Dataset rows:
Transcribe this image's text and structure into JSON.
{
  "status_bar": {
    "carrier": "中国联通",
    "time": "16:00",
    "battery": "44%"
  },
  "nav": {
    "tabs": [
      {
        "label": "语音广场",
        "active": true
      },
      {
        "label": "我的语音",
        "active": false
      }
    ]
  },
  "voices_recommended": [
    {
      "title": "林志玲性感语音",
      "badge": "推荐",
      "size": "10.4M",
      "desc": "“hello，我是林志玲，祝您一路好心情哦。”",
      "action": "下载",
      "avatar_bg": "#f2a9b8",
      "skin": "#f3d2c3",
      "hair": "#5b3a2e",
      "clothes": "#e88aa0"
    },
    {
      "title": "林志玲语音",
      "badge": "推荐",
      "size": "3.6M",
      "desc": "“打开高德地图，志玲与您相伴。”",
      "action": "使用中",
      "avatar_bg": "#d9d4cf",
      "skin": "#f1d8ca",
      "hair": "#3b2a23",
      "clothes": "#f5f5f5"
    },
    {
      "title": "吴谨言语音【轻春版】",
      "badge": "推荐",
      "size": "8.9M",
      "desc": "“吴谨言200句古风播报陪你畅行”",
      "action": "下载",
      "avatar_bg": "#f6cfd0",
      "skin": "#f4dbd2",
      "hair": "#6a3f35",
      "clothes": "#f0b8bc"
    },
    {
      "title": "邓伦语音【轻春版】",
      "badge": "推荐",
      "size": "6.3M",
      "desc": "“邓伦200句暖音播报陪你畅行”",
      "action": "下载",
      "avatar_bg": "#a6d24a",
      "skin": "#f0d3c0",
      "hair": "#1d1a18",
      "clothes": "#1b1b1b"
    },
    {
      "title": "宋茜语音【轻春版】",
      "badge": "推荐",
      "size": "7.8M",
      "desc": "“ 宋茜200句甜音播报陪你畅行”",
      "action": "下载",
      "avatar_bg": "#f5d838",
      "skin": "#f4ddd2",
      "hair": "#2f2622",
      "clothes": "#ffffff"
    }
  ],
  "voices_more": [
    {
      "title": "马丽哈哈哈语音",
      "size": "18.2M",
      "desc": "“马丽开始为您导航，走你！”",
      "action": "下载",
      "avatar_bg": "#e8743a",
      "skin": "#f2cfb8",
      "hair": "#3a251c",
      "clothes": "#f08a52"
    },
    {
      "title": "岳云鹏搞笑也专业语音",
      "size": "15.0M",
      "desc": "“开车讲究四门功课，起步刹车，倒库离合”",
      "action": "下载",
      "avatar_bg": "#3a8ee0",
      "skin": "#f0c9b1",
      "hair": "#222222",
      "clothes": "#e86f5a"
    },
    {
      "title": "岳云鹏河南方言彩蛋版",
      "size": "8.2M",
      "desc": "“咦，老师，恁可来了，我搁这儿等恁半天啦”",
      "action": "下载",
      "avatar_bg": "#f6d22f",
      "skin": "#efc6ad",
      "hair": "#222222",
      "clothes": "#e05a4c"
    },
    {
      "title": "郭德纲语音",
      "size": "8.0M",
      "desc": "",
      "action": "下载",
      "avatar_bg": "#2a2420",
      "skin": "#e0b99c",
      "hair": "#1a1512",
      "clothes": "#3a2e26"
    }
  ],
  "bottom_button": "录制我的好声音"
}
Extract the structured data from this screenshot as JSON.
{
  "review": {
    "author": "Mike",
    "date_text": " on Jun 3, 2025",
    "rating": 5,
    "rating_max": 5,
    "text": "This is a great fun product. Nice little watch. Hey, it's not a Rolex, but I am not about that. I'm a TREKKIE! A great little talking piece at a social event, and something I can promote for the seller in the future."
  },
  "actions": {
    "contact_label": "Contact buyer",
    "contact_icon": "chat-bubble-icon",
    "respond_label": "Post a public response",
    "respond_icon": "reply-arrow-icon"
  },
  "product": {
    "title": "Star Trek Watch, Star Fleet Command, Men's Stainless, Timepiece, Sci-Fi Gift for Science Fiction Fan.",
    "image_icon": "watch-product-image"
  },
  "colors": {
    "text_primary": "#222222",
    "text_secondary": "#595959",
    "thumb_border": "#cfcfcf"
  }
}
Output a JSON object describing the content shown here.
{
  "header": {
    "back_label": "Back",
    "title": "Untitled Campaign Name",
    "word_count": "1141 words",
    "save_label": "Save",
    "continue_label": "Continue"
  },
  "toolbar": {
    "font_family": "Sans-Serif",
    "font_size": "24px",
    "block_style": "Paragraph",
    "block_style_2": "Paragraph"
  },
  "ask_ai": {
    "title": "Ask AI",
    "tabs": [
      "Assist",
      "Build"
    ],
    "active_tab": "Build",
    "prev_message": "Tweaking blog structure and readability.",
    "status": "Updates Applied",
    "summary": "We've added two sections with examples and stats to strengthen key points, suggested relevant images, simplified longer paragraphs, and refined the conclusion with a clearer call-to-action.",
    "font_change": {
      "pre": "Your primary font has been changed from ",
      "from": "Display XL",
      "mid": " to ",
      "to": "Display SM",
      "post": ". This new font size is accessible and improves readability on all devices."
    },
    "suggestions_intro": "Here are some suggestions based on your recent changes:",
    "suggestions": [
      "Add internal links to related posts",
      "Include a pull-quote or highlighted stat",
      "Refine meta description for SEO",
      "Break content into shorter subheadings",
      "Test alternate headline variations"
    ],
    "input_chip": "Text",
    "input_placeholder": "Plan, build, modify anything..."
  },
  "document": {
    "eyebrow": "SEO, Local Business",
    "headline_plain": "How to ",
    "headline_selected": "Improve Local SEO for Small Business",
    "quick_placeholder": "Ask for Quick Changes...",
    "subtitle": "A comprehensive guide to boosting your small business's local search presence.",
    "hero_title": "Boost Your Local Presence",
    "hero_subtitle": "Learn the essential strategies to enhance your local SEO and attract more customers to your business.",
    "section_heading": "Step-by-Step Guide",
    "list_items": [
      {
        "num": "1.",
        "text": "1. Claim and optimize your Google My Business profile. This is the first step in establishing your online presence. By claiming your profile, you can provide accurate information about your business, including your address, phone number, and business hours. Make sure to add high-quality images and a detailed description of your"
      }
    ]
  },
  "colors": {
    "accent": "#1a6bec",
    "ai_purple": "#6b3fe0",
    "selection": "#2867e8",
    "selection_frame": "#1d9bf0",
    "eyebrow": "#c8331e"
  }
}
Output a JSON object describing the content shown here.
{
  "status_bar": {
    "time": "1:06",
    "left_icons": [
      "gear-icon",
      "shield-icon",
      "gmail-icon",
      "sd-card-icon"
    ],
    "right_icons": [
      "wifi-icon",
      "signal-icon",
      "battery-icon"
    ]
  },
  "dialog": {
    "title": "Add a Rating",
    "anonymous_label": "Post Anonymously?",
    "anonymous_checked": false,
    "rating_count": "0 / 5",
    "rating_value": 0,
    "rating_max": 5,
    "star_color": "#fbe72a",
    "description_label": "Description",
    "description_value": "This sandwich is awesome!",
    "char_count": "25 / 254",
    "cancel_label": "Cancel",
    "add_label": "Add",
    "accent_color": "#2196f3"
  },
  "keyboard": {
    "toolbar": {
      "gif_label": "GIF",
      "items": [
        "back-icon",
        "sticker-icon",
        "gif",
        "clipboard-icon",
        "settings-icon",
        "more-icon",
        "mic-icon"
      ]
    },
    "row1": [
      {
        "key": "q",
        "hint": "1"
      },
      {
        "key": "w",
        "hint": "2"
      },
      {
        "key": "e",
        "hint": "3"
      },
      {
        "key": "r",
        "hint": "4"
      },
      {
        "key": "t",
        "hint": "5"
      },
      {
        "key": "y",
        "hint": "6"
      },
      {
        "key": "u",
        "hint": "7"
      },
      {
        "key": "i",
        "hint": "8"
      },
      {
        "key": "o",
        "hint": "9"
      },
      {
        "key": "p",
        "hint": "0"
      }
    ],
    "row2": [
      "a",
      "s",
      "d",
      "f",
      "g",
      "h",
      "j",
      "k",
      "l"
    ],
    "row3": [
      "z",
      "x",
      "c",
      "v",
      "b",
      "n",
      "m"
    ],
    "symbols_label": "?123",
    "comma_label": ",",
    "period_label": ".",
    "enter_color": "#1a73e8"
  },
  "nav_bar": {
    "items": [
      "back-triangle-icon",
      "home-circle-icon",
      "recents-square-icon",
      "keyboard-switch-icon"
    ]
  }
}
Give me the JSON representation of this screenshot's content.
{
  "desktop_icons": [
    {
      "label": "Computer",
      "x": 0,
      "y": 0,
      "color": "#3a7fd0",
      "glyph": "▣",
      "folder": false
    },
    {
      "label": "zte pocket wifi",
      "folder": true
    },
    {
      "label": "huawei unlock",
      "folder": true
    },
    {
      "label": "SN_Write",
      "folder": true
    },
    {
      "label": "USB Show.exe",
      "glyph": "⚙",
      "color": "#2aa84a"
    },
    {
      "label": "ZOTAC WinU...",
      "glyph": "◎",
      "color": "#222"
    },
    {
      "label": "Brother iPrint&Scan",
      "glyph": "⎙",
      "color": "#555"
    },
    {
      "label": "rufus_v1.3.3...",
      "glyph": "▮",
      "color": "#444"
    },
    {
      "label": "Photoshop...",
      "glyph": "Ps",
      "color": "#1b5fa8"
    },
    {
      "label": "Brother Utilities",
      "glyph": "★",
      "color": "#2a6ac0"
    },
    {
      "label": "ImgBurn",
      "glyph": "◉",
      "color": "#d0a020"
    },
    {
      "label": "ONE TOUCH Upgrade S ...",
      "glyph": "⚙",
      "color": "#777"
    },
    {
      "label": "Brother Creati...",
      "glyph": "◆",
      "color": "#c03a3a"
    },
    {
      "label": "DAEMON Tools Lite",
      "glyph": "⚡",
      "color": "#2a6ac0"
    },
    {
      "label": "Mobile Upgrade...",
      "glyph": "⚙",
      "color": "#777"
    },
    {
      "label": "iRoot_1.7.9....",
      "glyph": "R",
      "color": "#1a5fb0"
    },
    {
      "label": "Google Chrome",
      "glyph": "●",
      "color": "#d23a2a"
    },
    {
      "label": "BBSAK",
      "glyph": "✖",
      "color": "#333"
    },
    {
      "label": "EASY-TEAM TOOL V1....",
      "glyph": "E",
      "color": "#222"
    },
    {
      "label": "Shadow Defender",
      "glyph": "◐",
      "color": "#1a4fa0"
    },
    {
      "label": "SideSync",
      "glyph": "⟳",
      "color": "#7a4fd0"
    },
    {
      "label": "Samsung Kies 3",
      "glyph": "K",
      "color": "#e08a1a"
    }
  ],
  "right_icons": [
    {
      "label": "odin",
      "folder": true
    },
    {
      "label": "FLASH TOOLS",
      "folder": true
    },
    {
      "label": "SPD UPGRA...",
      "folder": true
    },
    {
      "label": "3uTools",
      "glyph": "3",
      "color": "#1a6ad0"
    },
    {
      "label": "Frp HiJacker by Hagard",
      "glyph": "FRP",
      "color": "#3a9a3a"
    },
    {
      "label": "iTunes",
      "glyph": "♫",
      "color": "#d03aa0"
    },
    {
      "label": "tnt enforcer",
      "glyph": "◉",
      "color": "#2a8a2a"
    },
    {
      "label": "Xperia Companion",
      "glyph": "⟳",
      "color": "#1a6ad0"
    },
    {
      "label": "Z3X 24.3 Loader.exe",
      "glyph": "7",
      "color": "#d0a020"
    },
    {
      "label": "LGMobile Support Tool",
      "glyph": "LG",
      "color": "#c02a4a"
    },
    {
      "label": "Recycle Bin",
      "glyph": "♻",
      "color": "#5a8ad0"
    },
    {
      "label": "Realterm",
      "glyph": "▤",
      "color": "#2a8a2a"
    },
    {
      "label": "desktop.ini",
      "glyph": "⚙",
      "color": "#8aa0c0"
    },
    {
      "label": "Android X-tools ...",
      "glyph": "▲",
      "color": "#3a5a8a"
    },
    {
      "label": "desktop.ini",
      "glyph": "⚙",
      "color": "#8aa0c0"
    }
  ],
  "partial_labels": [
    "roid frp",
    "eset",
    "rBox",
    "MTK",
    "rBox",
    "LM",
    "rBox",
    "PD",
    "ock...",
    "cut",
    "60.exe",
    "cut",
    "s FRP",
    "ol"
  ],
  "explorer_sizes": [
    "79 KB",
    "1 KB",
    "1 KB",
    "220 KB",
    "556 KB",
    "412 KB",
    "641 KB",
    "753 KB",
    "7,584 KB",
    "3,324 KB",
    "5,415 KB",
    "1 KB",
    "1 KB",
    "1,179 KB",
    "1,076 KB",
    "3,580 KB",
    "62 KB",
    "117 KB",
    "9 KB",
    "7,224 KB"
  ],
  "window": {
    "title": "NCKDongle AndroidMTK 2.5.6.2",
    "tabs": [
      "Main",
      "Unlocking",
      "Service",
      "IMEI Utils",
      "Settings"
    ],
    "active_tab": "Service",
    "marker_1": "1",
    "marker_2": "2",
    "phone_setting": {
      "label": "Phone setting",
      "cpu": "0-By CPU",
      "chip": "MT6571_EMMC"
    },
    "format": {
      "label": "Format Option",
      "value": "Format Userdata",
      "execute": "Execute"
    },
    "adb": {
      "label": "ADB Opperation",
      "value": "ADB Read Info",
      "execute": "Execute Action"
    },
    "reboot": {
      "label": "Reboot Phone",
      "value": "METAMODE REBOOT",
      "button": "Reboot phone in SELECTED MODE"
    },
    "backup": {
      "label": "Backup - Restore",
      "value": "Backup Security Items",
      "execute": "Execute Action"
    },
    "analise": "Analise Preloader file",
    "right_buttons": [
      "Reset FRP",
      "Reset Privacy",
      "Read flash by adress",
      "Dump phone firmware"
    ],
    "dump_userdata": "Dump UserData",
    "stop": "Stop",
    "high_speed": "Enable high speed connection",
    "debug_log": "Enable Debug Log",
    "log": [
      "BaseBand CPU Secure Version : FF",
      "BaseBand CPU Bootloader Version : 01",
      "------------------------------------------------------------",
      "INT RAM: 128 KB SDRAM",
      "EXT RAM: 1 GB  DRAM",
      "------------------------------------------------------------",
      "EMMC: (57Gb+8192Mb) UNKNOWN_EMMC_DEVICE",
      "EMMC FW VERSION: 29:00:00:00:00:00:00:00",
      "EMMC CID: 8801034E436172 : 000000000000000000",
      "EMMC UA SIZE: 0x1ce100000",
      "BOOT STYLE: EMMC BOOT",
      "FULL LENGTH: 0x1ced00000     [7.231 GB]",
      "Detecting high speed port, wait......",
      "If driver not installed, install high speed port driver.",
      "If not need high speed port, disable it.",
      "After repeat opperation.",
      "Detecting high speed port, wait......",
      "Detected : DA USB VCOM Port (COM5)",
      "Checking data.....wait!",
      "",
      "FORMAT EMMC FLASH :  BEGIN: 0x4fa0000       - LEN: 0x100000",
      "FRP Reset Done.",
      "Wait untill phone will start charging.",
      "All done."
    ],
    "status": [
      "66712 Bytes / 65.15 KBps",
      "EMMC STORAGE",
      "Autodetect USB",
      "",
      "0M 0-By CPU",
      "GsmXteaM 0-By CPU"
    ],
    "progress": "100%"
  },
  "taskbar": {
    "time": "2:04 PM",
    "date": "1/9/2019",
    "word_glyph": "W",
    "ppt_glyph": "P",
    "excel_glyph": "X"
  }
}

§ **TASK STATEMENT**
Return every line above in which the string "eyebrow" occurs.

§ **CORRECT RESULT**
    "eyebrow": "SEO, Local Business",
    "eyebrow": "#c8331e"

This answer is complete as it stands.